**WRITTEN INSTRUCTION**
Count how many lines of the material contain the string "CLOSE", then give that number and nothing more.

**DATA IN THIS EXERCISE**
## begin

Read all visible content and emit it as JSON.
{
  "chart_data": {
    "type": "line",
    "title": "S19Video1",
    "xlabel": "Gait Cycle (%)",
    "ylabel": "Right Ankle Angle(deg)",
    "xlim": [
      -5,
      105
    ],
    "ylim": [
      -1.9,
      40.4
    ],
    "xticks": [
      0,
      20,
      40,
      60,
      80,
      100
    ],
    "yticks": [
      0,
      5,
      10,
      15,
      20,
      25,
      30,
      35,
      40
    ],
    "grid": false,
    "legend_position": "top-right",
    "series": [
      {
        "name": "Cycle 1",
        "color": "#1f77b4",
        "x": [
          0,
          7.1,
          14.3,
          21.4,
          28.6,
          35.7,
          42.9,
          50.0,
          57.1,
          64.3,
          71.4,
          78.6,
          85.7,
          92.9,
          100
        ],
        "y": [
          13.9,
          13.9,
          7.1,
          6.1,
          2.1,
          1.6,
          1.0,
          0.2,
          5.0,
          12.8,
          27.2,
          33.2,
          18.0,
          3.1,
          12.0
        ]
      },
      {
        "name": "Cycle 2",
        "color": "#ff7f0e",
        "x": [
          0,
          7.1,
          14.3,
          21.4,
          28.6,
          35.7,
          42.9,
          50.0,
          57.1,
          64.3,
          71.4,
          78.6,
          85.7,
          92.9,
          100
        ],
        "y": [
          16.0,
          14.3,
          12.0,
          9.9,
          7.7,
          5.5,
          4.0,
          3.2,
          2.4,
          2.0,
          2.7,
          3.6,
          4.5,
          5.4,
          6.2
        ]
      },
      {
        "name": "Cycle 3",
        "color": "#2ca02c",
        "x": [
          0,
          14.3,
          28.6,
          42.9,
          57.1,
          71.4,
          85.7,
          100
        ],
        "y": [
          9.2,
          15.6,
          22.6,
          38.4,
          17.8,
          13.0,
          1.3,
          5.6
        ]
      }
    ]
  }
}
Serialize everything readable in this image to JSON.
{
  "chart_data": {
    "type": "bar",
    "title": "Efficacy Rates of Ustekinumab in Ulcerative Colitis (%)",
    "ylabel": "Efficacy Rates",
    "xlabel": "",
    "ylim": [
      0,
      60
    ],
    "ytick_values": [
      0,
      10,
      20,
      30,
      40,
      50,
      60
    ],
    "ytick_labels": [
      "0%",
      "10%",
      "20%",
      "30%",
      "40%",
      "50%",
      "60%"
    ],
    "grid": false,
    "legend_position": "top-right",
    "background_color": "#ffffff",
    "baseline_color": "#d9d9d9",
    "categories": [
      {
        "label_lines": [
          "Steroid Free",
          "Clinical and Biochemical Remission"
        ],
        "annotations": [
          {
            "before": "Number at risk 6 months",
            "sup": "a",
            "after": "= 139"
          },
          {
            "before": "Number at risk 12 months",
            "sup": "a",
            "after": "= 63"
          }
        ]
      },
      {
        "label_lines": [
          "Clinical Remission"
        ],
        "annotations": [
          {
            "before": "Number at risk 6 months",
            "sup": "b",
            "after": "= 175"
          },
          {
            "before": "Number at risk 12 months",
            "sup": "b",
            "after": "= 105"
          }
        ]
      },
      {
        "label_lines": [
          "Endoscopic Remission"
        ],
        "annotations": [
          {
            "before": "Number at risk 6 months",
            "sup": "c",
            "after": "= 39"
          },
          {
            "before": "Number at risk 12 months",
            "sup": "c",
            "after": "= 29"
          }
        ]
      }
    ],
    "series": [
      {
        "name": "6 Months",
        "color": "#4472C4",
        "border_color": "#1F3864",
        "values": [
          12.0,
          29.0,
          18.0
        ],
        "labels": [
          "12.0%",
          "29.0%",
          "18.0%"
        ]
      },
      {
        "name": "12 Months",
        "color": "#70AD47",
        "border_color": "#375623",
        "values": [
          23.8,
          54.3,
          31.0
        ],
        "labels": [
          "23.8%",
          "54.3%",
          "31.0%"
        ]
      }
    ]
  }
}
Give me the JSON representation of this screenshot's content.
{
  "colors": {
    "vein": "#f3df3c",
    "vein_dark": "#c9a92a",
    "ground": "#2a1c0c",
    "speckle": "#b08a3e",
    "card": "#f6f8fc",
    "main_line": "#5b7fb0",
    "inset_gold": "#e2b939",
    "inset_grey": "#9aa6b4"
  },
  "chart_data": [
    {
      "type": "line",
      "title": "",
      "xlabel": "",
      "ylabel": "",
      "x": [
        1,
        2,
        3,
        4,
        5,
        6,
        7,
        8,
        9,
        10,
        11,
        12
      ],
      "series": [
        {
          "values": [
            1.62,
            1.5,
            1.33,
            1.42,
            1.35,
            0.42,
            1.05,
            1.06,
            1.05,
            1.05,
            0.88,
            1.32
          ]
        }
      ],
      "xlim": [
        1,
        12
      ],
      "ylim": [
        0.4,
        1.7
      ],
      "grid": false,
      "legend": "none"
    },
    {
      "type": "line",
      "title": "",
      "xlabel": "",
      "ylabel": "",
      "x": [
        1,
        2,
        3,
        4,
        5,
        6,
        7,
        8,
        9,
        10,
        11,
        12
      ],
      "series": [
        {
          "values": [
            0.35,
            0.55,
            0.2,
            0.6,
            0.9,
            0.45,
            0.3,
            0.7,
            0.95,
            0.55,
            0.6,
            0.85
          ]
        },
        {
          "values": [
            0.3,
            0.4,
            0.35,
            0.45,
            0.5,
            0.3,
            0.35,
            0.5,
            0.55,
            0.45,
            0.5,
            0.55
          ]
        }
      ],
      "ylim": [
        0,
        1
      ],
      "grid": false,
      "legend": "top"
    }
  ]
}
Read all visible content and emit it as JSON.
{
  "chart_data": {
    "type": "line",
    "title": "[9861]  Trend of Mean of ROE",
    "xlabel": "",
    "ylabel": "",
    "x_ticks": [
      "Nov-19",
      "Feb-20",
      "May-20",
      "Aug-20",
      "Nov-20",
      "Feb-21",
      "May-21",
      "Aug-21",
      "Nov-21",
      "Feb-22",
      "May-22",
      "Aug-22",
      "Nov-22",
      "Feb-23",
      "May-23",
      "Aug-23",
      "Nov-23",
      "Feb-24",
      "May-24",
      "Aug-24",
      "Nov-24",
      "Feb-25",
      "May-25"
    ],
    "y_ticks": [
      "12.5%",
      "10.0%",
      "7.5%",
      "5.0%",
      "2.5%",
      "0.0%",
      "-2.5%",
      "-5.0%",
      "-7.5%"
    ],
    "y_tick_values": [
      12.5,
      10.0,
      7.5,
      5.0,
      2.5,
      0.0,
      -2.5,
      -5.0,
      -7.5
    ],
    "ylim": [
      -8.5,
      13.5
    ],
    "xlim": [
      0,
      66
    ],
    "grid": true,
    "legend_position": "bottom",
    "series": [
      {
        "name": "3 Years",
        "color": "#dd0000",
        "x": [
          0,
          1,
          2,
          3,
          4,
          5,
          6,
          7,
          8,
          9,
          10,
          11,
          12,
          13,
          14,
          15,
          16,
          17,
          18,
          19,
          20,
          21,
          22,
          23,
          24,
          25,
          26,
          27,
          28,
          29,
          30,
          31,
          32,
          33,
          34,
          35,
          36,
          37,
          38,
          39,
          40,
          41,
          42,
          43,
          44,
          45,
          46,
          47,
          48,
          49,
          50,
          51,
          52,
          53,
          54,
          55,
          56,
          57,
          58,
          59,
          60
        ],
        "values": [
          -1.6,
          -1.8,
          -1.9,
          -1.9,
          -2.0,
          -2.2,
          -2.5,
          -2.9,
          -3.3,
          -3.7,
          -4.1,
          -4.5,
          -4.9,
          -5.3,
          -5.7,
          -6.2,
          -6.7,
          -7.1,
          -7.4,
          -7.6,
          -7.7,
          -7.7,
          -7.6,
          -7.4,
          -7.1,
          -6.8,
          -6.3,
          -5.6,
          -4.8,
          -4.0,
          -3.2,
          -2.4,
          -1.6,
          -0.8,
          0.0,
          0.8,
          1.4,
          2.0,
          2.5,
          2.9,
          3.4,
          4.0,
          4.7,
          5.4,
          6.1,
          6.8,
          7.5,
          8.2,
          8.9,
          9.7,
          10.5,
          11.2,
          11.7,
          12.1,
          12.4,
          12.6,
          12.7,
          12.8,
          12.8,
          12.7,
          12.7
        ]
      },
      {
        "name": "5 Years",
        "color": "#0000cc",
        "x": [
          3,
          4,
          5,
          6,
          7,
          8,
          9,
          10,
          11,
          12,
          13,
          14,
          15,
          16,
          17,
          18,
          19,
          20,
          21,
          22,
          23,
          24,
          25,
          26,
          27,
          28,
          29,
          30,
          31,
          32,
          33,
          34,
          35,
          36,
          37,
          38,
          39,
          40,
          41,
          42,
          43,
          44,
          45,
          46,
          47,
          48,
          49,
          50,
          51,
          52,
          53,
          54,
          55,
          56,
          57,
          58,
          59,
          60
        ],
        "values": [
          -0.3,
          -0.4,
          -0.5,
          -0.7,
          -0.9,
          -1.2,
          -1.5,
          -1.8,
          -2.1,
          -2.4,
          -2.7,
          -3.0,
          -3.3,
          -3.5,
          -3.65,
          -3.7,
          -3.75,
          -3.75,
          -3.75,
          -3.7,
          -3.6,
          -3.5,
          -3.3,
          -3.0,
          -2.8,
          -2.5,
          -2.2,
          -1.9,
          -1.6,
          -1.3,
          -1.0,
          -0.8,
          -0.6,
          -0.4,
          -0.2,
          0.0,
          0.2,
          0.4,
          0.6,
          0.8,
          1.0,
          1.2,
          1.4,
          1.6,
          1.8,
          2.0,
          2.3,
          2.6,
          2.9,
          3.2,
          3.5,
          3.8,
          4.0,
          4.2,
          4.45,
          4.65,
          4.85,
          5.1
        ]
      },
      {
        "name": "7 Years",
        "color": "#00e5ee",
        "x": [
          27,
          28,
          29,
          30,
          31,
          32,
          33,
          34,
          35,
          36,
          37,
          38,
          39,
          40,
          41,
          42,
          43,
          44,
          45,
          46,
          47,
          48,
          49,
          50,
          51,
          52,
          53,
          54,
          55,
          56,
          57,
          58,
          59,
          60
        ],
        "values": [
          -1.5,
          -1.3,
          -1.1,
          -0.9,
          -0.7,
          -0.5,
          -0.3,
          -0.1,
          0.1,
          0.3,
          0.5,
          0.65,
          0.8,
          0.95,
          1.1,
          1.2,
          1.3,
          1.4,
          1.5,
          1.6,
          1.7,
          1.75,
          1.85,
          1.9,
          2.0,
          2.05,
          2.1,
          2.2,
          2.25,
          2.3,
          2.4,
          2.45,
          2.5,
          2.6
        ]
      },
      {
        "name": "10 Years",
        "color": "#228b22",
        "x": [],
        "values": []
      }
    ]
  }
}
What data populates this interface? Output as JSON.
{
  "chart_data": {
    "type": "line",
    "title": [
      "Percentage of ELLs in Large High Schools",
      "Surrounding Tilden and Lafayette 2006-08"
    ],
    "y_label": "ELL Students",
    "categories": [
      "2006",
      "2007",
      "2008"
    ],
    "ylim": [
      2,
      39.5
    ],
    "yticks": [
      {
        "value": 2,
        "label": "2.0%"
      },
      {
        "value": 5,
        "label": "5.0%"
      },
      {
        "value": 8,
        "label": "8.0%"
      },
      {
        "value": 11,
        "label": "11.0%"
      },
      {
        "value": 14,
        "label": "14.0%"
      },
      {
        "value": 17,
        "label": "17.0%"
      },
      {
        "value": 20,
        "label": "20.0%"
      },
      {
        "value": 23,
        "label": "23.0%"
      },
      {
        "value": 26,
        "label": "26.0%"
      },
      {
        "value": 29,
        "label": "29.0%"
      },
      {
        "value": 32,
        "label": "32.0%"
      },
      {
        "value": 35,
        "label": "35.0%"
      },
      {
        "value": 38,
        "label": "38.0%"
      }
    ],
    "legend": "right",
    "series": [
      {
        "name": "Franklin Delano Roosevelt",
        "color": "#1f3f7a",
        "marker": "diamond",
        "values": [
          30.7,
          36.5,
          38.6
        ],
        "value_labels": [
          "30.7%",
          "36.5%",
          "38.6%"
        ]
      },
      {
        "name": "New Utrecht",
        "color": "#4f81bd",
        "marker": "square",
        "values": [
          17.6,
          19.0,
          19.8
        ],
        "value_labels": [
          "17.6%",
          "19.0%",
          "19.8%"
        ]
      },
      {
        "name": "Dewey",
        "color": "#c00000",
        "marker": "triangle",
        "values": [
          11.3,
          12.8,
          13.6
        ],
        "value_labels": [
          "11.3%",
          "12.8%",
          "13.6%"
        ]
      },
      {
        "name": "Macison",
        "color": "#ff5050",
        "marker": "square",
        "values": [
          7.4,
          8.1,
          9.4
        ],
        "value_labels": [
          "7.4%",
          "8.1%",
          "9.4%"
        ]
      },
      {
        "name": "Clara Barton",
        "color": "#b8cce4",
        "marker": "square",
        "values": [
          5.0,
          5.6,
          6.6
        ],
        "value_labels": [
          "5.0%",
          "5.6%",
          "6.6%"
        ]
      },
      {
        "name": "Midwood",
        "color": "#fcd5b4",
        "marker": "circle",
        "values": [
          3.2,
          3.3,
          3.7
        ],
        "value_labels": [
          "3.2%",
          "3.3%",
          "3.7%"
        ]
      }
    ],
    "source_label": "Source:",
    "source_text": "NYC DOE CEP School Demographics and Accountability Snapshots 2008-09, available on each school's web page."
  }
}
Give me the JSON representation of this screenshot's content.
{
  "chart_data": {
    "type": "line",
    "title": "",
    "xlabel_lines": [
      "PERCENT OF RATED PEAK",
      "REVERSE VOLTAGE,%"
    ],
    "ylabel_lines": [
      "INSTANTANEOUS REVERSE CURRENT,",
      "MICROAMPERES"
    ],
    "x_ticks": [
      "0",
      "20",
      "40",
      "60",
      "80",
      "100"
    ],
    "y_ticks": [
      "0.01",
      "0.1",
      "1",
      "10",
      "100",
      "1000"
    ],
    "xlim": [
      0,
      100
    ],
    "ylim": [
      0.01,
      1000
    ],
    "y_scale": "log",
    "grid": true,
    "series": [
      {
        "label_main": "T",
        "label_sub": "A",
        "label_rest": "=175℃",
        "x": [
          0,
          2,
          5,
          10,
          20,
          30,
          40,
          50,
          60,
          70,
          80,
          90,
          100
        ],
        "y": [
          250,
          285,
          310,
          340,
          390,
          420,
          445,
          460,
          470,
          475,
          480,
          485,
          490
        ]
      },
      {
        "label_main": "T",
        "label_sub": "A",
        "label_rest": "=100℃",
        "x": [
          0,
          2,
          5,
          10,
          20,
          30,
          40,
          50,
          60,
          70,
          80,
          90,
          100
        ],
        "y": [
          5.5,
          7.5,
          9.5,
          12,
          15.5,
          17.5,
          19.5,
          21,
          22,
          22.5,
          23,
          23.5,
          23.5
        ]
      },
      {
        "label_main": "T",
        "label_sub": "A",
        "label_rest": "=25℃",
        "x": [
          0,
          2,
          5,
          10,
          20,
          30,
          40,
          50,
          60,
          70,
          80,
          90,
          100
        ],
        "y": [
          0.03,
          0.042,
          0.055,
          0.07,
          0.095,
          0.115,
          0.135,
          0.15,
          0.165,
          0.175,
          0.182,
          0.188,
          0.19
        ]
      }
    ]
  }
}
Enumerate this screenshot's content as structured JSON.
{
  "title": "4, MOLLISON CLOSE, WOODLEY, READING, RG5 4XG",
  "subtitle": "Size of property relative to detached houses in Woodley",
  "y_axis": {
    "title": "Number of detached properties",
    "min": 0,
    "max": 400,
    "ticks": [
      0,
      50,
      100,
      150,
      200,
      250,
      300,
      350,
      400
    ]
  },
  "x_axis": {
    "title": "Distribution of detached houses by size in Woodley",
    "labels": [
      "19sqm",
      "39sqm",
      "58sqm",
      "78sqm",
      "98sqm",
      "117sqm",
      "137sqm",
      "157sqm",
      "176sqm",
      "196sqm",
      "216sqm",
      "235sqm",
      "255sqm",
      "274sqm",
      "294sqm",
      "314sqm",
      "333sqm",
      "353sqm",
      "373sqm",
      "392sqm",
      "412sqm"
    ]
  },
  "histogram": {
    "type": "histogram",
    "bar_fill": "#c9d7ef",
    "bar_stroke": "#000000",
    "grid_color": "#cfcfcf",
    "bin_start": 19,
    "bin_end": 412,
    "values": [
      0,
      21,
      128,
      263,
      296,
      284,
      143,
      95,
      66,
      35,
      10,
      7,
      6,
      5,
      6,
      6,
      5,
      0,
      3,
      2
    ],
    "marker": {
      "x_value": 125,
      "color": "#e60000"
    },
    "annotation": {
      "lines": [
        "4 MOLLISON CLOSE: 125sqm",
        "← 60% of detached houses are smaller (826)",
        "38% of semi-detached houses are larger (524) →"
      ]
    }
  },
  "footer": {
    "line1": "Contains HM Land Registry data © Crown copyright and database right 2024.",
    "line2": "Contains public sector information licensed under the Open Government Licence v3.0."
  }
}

## end

**REPLY TO THE TASK**
2